Given exercise ::
Set down each record exactly as written.

Data ::
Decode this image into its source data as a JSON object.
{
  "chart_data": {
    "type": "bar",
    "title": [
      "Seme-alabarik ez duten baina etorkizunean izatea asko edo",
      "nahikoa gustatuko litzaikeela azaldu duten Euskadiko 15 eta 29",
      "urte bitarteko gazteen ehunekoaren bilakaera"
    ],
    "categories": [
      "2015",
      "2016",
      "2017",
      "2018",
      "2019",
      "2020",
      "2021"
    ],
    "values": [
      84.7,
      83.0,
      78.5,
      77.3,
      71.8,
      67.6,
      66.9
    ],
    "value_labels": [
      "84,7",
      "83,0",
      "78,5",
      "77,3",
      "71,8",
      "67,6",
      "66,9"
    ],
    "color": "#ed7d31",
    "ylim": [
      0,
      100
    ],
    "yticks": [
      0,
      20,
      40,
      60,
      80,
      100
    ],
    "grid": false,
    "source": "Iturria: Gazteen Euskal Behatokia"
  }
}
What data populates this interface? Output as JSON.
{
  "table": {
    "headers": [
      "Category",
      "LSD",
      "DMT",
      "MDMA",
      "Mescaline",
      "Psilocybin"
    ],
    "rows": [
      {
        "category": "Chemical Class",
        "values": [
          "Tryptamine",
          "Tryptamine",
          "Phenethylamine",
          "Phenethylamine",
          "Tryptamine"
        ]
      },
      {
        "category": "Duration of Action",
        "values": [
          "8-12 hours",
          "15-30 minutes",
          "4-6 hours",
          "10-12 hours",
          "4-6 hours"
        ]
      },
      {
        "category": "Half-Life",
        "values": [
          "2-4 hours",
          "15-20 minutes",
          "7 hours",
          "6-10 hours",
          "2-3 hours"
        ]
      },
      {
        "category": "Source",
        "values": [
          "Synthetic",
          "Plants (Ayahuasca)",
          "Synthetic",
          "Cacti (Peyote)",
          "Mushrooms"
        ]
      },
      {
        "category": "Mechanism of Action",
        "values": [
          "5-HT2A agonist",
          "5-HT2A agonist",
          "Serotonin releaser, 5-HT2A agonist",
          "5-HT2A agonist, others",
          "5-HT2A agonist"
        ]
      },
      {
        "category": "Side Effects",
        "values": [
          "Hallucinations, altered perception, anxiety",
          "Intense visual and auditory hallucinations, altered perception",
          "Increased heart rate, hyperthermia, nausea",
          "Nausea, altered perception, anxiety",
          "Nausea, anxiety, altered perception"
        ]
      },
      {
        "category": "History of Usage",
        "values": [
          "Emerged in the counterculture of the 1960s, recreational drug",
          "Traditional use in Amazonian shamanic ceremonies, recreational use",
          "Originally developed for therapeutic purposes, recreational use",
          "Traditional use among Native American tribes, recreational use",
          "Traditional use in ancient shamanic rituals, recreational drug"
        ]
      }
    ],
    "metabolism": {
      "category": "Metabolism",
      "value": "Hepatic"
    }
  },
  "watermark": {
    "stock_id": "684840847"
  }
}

Answer to this task ::
Decode this image into its source data as a JSON object.
{
  "chart_data": {
    "type": "bar",
    "title": [
      "Seme-alabarik ez duten baina etorkizunean izatea asko edo",
      "nahikoa gustatuko litzaikeela azaldu duten Euskadiko 15 eta 29",
      "urte bitarteko gazteen ehunekoaren bilakaera"
    ],
    "categories": [
      "2015",
      "2016",
      "2017",
      "2018",
      "2019",
      "2020",
      "2021"
    ],
    "values": [
      84.7,
      83.0,
      78.5,
      77.3,
      71.8,
      67.6,
      66.9
    ],
    "value_labels": [
      "84,7",
      "83,0",
      "78,5",
      "77,3",
      "71,8",
      "67,6",
      "66,9"
    ],
    "color": "#ed7d31",
    "ylim": [
      0,
      100
    ],
    "yticks": [
      0,
      20,
      40,
      60,
      80,
      100
    ],
    "grid": false,
    "source": "Iturria: Gazteen Euskal Behatokia"
  }
}
What data populates this interface? Output as JSON.
{
  "table": {
    "headers": [
      "Category",
      "LSD",
      "DMT",
      "MDMA",
      "Mescaline",
      "Psilocybin"
    ],
    "rows": [
      {
        "category": "Chemical Class",
        "values": [
          "Tryptamine",
          "Tryptamine",
          "Phenethylamine",
          "Phenethylamine",
          "Tryptamine"
        ]
      },
      {
        "category": "Duration of Action",
        "values": [
          "8-12 hours",
          "15-30 minutes",
          "4-6 hours",
          "10-12 hours",
          "4-6 hours"
        ]
      },
      {
        "category": "Half-Life",
        "values": [
          "2-4 hours",
          "15-20 minutes",
          "7 hours",
          "6-10 hours",
          "2-3 hours"
        ]
      },
      {
        "category": "Source",
        "values": [
          "Synthetic",
          "Plants (Ayahuasca)",
          "Synthetic",
          "Cacti (Peyote)",
          "Mushrooms"
        ]
      },
      {
        "category": "Mechanism of Action",
        "values": [
          "5-HT2A agonist",
          "5-HT2A agonist",
          "Serotonin releaser, 5-HT2A agonist",
          "5-HT2A agonist, others",
          "5-HT2A agonist"
        ]
      },
      {
        "category": "Side Effects",
        "values": [
          "Hallucinations, altered perception, anxiety",
          "Intense visual and auditory hallucinations, altered perception",
          "Increased heart rate, hyperthermia, nausea",
          "Nausea, altered perception, anxiety",
          "Nausea, anxiety, altered perception"
        ]
      },
      {
        "category": "History of Usage",
        "values": [
          "Emerged in the counterculture of the 1960s, recreational drug",
          "Traditional use in Amazonian shamanic ceremonies, recreational use",
          "Originally developed for therapeutic purposes, recreational use",
          "Traditional use among Native American tribes, recreational use",
          "Traditional use in ancient shamanic rituals, recreational drug"
        ]
      }
    ],
    "metabolism": {
      "category": "Metabolism",
      "value": "Hepatic"
    }
  },
  "watermark": {
    "stock_id": "684840847"
  }
}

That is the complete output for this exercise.